===== Dataset records =====

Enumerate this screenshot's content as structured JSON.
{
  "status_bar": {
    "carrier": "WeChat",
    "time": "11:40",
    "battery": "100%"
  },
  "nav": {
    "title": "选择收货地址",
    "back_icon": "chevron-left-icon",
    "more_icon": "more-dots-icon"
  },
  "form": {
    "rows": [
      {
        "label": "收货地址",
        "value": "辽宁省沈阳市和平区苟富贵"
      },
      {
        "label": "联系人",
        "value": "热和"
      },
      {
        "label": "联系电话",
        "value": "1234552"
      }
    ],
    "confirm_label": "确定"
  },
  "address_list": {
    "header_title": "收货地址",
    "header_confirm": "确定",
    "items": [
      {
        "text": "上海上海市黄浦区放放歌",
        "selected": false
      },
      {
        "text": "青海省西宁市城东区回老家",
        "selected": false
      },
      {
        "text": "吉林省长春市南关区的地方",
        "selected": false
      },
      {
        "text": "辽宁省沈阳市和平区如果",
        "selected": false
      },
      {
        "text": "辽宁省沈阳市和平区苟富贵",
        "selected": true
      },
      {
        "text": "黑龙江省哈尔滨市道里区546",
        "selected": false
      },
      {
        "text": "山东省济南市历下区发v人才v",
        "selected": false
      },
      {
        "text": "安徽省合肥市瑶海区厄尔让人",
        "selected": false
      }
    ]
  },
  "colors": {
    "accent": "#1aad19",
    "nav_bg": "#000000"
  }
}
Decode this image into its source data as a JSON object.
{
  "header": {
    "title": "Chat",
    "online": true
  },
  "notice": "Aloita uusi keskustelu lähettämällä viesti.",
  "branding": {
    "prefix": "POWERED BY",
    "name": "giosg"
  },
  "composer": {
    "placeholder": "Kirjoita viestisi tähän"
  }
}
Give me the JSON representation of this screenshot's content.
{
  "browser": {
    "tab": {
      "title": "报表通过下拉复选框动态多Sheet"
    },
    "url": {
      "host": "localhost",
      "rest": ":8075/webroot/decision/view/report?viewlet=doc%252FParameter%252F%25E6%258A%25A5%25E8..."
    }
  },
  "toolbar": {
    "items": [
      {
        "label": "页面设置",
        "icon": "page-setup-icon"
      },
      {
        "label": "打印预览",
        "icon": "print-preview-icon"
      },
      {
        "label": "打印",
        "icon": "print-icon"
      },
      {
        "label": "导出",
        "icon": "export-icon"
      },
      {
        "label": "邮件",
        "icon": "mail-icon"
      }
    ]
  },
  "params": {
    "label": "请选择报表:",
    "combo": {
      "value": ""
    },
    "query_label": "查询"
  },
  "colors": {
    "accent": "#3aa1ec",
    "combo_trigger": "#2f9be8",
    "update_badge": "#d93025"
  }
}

=====

## Task brief
Pick out all lines from the data above in which the word "JSON" appears.

## The output
Enumerate this screenshot's content as structured JSON.
Decode this image into its source data as a JSON object.
Give me the JSON representation of this screenshot's content.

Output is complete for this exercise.